**MATERIAL**.
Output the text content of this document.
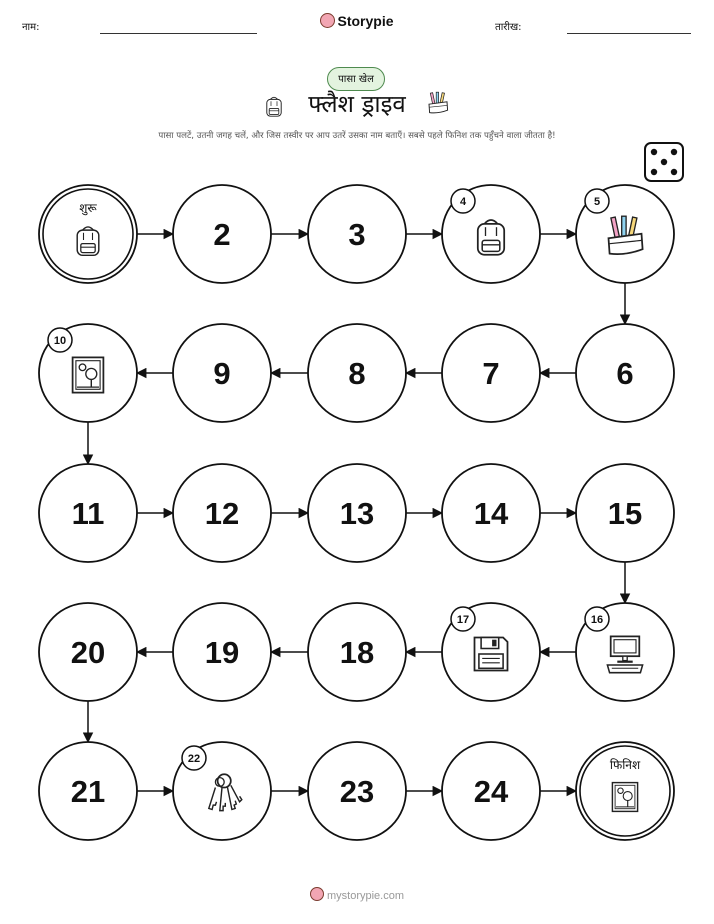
नाम:	Storypie	तारीख:
पासा खेल
फ्लैश ड्राइव
पासा पलटें, उतनी जगह चलें, और जिस तस्वीर पर आप उतरें उसका नाम बताएँ। सबसे पहले फिनिश तक पहुँचने वाला जीतता है!
शुरू
2	3
4	5
6
7
8
9
10
11	12	13	14	15
16
17
18
19
20
21
22
23	24
फिनिश
mystorypie.com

**EXERCISE TASK**. Reproduce all of the data exactly; the pictures do not belong in the copy.

**ANSWER FOR THE TASK**.
Output the text content of this document.
नाम:	Storypie	तारीख:
पासा खेल
फ्लैश ड्राइव
पासा पलटें, उतनी जगह चलें, और जिस तस्वीर पर आप उतरें उसका नाम बताएँ। सबसे पहले फिनिश तक पहुँचने वाला जीतता है!
शुरू
2	3
4	5
6
7
8
9
10
11	12	13	14	15
16
17
18
19
20
21
22
23	24
फिनिश
mystorypie.com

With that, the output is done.